# [Task goal]
Check each line of the data for "when" and select those that have it.

Data records:
□ □ □

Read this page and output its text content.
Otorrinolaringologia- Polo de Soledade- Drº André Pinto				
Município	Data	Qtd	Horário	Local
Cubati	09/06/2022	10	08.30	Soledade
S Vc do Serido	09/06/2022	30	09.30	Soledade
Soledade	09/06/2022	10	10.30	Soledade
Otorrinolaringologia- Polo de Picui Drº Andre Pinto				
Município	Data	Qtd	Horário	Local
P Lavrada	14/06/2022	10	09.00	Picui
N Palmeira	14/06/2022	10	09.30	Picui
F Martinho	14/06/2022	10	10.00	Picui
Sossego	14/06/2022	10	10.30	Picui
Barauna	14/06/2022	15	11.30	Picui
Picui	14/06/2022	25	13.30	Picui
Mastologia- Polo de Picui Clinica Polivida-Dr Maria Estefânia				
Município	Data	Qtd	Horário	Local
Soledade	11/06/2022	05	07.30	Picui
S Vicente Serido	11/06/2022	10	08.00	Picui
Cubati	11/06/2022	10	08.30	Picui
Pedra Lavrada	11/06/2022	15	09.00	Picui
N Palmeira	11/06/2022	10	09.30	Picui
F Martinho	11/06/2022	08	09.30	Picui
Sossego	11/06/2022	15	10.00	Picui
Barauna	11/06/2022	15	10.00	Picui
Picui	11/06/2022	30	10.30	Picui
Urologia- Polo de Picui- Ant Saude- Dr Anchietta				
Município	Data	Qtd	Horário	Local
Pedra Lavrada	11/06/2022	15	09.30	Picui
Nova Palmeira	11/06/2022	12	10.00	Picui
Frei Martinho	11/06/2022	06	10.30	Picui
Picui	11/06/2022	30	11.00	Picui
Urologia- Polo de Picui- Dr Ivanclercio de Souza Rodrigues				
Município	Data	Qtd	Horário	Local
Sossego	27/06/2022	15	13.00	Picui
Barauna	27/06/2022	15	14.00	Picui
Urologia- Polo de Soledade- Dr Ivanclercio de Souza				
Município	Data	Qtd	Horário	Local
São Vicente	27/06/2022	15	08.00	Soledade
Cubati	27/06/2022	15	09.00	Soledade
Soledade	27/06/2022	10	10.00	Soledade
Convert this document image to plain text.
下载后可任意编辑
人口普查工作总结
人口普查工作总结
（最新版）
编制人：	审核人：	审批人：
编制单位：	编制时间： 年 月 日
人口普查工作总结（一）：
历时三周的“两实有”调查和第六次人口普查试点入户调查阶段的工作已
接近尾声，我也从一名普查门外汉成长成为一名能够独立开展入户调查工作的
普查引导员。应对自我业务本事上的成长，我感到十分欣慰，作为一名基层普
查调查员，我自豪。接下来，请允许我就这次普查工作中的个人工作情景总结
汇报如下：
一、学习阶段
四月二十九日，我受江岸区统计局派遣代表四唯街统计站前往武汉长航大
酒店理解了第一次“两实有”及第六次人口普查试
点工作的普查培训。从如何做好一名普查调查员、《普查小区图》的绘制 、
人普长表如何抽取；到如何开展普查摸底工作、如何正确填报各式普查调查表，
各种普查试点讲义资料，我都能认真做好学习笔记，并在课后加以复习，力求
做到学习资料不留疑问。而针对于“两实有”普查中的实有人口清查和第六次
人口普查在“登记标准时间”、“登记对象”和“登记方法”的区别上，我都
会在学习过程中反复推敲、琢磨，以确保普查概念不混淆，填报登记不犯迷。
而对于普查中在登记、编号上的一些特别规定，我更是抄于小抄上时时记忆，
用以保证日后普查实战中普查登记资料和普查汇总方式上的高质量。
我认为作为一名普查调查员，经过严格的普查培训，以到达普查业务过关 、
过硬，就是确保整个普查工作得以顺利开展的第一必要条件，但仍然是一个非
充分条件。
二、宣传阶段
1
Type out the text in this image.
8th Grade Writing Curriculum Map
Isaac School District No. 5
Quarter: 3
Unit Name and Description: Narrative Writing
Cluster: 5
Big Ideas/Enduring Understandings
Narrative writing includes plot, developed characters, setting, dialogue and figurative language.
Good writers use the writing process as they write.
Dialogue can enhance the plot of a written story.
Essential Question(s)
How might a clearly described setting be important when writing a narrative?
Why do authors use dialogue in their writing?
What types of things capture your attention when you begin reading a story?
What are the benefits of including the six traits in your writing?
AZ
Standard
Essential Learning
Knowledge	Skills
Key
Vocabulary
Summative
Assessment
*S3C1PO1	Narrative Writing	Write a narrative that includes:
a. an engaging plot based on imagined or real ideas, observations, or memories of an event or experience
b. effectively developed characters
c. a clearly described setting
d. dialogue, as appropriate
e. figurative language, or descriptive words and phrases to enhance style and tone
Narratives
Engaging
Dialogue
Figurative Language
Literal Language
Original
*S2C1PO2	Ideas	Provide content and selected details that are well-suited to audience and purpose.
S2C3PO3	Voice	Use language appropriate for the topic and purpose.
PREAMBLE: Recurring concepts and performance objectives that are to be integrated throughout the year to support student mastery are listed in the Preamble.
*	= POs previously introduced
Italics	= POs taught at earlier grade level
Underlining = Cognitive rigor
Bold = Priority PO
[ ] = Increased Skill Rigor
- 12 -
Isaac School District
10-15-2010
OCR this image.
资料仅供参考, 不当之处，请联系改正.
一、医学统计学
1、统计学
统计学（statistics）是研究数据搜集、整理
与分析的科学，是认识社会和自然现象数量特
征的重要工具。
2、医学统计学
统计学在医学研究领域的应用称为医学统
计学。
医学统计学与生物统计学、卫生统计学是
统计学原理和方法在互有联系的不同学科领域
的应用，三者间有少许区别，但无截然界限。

□ □ □

# [The result]
How might a clearly described setting be important when writing a narrative?
What types of things capture your attention when you begin reading a story?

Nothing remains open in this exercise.